#### [GIVEN INFORMATION]
•••••
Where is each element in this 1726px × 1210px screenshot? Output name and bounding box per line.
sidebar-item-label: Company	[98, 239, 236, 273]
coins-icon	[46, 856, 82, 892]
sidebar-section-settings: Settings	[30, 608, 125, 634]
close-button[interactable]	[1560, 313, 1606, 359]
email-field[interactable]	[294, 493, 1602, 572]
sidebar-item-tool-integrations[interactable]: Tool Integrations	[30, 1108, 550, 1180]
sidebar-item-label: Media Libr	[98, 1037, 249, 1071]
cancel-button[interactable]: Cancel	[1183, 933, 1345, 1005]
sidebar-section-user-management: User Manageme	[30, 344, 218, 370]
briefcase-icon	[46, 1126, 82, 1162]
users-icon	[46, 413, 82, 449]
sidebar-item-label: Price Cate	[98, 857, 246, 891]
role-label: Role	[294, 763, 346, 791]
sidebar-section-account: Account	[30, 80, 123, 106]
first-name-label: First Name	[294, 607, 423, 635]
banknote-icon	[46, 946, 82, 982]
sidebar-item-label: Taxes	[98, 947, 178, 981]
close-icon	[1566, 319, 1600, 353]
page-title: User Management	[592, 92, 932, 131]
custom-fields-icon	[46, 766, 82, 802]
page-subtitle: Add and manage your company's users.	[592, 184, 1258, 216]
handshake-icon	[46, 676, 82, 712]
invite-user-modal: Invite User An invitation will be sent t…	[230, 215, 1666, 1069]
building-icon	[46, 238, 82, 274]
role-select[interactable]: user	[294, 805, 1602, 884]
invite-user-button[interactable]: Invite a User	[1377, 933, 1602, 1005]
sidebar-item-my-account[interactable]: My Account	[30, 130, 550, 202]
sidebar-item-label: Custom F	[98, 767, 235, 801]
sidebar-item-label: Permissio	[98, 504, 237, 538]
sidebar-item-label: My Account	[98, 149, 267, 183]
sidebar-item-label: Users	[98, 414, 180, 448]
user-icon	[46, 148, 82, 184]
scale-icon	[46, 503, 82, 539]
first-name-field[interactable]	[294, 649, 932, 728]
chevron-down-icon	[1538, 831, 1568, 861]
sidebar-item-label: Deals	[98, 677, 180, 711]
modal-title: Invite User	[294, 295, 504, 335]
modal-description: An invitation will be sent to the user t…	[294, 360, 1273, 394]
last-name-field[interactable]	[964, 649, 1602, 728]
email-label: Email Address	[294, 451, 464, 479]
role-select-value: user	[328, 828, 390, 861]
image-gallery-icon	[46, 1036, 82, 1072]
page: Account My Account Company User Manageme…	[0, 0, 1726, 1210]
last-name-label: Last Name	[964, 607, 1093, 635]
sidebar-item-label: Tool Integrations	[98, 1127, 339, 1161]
•••••
#### [WRITTEN INSTRUCTION]
Copy the lines of the records word for word, from the very first line down to and including the line that contains "238, 82, 274]".

#### [THE RESPONSE]
Where is each element in this 1726px × 1210px screenshot? Output name and bounding box per line.
sidebar-item-label: Company	[98, 239, 236, 273]
coins-icon	[46, 856, 82, 892]
sidebar-section-settings: Settings	[30, 608, 125, 634]
close-button[interactable]	[1560, 313, 1606, 359]
email-field[interactable]	[294, 493, 1602, 572]
sidebar-item-tool-integrations[interactable]: Tool Integrations	[30, 1108, 550, 1180]
sidebar-item-label: Media Libr	[98, 1037, 249, 1071]
cancel-button[interactable]: Cancel	[1183, 933, 1345, 1005]
sidebar-section-user-management: User Manageme	[30, 344, 218, 370]
briefcase-icon	[46, 1126, 82, 1162]
users-icon	[46, 413, 82, 449]
sidebar-item-label: Price Cate	[98, 857, 246, 891]
role-label: Role	[294, 763, 346, 791]
sidebar-section-account: Account	[30, 80, 123, 106]
first-name-label: First Name	[294, 607, 423, 635]
banknote-icon	[46, 946, 82, 982]
sidebar-item-label: Taxes	[98, 947, 178, 981]
close-icon	[1566, 319, 1600, 353]
page-title: User Management	[592, 92, 932, 131]
custom-fields-icon	[46, 766, 82, 802]
page-subtitle: Add and manage your company's users.	[592, 184, 1258, 216]
handshake-icon	[46, 676, 82, 712]
invite-user-modal: Invite User An invitation will be sent t…	[230, 215, 1666, 1069]
building-icon	[46, 238, 82, 274]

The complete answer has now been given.